◆ Task to complete
Filter the data below for the string "Save" and copy each matching line.

◆ Input

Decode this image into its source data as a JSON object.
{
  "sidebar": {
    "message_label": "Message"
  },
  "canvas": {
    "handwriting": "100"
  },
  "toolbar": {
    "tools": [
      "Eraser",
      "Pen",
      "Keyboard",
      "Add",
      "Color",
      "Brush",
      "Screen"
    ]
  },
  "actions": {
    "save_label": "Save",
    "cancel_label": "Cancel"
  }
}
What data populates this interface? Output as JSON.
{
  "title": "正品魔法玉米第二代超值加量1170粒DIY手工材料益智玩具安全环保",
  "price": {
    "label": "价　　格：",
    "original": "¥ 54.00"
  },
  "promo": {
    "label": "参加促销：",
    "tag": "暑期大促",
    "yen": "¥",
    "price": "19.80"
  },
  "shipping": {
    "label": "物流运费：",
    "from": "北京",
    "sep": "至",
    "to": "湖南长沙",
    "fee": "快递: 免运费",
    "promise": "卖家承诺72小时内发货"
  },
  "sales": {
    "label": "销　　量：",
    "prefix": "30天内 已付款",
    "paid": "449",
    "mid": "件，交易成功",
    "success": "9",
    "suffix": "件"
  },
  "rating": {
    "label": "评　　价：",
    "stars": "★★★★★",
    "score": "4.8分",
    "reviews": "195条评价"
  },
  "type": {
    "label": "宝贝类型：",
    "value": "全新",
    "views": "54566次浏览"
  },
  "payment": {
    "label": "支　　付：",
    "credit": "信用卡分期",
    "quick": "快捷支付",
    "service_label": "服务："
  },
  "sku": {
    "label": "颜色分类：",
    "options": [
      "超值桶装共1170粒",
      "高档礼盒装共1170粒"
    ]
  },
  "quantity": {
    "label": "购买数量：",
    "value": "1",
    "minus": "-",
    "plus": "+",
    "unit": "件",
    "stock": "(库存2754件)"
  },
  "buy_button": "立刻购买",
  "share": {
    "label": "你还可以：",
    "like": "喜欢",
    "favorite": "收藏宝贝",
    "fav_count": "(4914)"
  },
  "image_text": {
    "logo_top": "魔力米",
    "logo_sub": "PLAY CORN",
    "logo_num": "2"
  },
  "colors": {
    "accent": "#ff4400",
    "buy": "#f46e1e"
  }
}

...

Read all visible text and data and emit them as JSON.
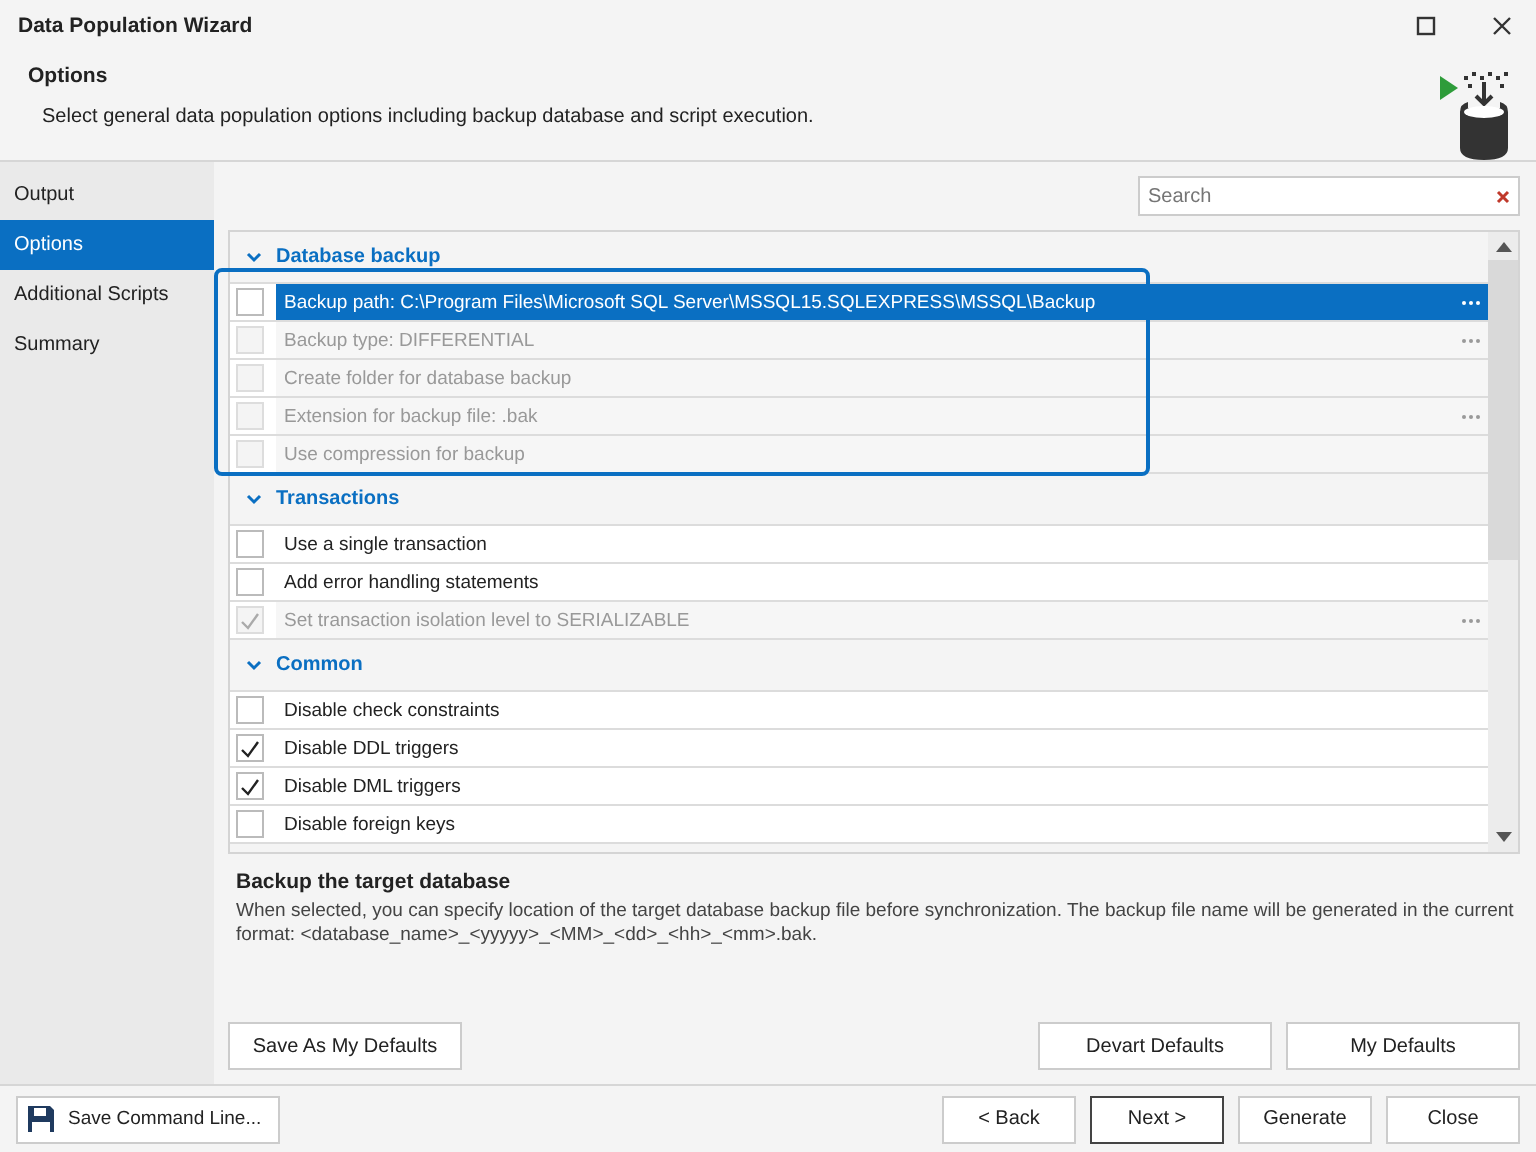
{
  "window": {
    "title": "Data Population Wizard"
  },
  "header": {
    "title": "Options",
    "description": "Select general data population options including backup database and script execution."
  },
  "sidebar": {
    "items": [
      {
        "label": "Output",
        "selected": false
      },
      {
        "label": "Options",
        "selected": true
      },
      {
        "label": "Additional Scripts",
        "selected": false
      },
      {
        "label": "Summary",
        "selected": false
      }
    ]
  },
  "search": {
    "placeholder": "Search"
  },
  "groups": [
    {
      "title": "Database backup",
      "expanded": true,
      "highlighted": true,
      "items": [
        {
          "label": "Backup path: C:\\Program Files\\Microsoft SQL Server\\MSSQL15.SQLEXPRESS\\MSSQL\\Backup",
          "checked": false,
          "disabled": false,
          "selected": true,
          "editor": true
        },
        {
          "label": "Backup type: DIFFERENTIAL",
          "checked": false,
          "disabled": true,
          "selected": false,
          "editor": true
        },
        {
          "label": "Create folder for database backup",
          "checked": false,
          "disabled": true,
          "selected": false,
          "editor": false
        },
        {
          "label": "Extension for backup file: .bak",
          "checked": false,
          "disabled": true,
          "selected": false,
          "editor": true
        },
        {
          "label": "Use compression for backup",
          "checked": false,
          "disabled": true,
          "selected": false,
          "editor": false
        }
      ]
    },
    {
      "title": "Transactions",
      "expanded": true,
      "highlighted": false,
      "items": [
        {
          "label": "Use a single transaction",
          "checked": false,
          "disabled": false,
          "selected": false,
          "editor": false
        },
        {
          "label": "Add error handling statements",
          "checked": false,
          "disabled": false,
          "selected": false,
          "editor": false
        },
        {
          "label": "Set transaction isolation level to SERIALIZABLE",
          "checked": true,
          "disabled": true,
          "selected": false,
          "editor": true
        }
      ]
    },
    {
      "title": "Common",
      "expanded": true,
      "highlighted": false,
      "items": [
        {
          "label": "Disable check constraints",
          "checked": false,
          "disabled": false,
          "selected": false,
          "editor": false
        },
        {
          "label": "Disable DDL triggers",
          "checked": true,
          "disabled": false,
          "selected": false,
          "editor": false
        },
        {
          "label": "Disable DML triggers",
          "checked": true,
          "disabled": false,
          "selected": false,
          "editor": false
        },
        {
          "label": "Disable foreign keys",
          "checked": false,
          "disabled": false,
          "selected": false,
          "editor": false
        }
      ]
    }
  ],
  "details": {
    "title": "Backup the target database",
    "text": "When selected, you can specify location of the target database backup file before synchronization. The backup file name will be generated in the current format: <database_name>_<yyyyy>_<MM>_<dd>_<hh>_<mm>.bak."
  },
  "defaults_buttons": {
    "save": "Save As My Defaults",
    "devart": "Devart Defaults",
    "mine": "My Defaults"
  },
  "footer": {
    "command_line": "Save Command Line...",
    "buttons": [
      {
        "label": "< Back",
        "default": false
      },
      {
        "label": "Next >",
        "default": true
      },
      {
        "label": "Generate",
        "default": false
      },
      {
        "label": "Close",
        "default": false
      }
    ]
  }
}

◆ Written answer
    "save_label": "Save",
    "save": "Save As My Defaults",
    "command_line": "Save Command Line...",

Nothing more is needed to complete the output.